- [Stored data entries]
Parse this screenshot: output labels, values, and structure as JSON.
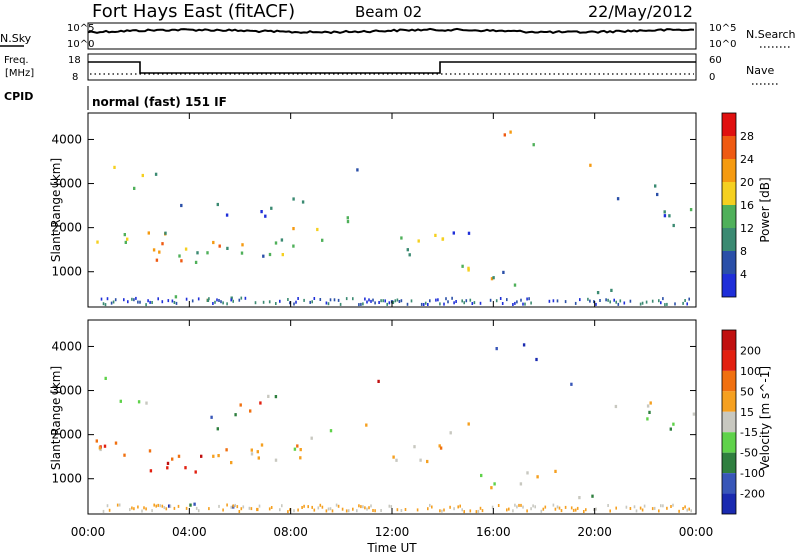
{
  "header": {
    "station": "Fort Hays East (fitACF)",
    "beam": "Beam 02",
    "date": "22/May/2012"
  },
  "strips": {
    "nsky_label": "N.Sky",
    "nsearch_label": "N.Search",
    "noise_ticks": [
      "10^5",
      "10^0"
    ],
    "freq_label_1": "Freq.",
    "freq_label_2": "[MHz]",
    "freq_ticks": [
      "18",
      "8"
    ],
    "nave_label": "Nave",
    "nave_ticks": [
      "60",
      "0"
    ],
    "cpid_label": "CPID",
    "cpid_text": "normal (fast) 151 IF"
  },
  "colors": {
    "power_scale": [
      "#1f2fd9",
      "#2a4fa8",
      "#3b8a72",
      "#4fb05a",
      "#f5d020",
      "#f59a10",
      "#ef5a12",
      "#e01010"
    ],
    "velocity_scale": [
      "#1a2ab0",
      "#3856b8",
      "#2f7f3f",
      "#5fd24a",
      "#c8c8c0",
      "#f5a020",
      "#f07010",
      "#e22010",
      "#c01010"
    ]
  },
  "chart_data": [
    {
      "type": "heatmap",
      "title": "Power",
      "xlabel": "Time UT",
      "ylabel": "Slant Range [km]",
      "x_ticks": [
        "00:00",
        "04:00",
        "08:00",
        "12:00",
        "16:00",
        "20:00",
        "00:00"
      ],
      "y_ticks": [
        1000,
        2000,
        3000,
        4000
      ],
      "ylim": [
        200,
        4600
      ],
      "colorbar": {
        "label": "Power [dB]",
        "ticks": [
          4,
          8,
          12,
          16,
          20,
          24,
          28
        ]
      }
    },
    {
      "type": "heatmap",
      "title": "Velocity",
      "xlabel": "Time UT",
      "ylabel": "Slant Range [km]",
      "x_ticks": [
        "00:00",
        "04:00",
        "08:00",
        "12:00",
        "16:00",
        "20:00",
        "00:00"
      ],
      "y_ticks": [
        1000,
        2000,
        3000,
        4000
      ],
      "ylim": [
        200,
        4600
      ],
      "colorbar": {
        "label": "Velocity [m s^-1]",
        "ticks": [
          200,
          100,
          50,
          15,
          -15,
          -50,
          -100,
          -200
        ]
      }
    }
  ]
}
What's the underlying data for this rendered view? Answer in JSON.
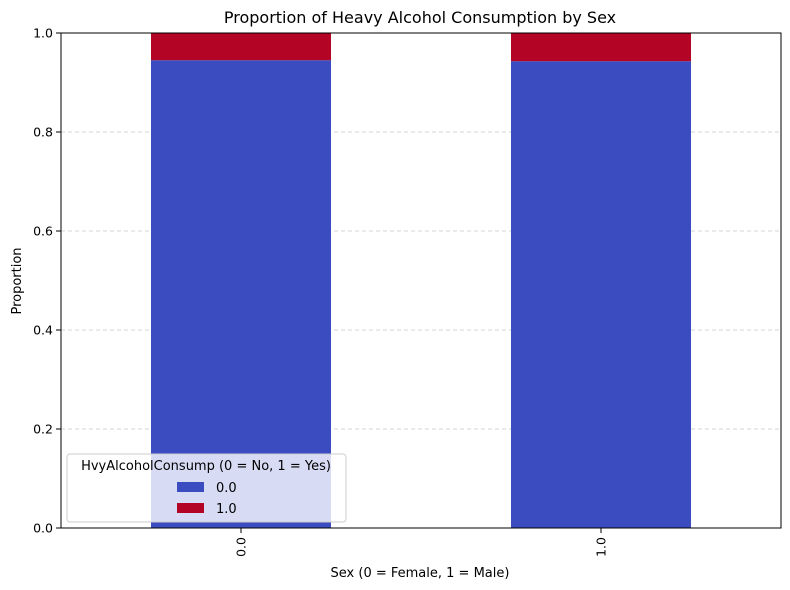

- [Written instruction] From the material above, reproduce everything verbatim except the pictures.

- [Written reply]
Parse this screenshot: output labels, values, and structure as JSON.
{
  "header": {
    "station": "Fort Hays East (fitACF)",
    "beam": "Beam 02",
    "date": "22/May/2012"
  },
  "strips": {
    "nsky_label": "N.Sky",
    "nsearch_label": "N.Search",
    "noise_ticks": [
      "10^5",
      "10^0"
    ],
    "freq_label_1": "Freq.",
    "freq_label_2": "[MHz]",
    "freq_ticks": [
      "18",
      "8"
    ],
    "nave_label": "Nave",
    "nave_ticks": [
      "60",
      "0"
    ],
    "cpid_label": "CPID",
    "cpid_text": "normal (fast) 151 IF"
  },
  "colors": {
    "power_scale": [
      "#1f2fd9",
      "#2a4fa8",
      "#3b8a72",
      "#4fb05a",
      "#f5d020",
      "#f59a10",
      "#ef5a12",
      "#e01010"
    ],
    "velocity_scale": [
      "#1a2ab0",
      "#3856b8",
      "#2f7f3f",
      "#5fd24a",
      "#c8c8c0",
      "#f5a020",
      "#f07010",
      "#e22010",
      "#c01010"
    ]
  },
  "chart_data": [
    {
      "type": "heatmap",
      "title": "Power",
      "xlabel": "Time UT",
      "ylabel": "Slant Range [km]",
      "x_ticks": [
        "00:00",
        "04:00",
        "08:00",
        "12:00",
        "16:00",
        "20:00",
        "00:00"
      ],
      "y_ticks": [
        1000,
        2000,
        3000,
        4000
      ],
      "ylim": [
        200,
        4600
      ],
      "colorbar": {
        "label": "Power [dB]",
        "ticks": [
          4,
          8,
          12,
          16,
          20,
          24,
          28
        ]
      }
    },
    {
      "type": "heatmap",
      "title": "Velocity",
      "xlabel": "Time UT",
      "ylabel": "Slant Range [km]",
      "x_ticks": [
        "00:00",
        "04:00",
        "08:00",
        "12:00",
        "16:00",
        "20:00",
        "00:00"
      ],
      "y_ticks": [
        1000,
        2000,
        3000,
        4000
      ],
      "ylim": [
        200,
        4600
      ],
      "colorbar": {
        "label": "Velocity [m s^-1]",
        "ticks": [
          200,
          100,
          50,
          15,
          -15,
          -50,
          -100,
          -200
        ]
      }
    }
  ]
}
What's the underlying data for this rendered view? Answer in JSON.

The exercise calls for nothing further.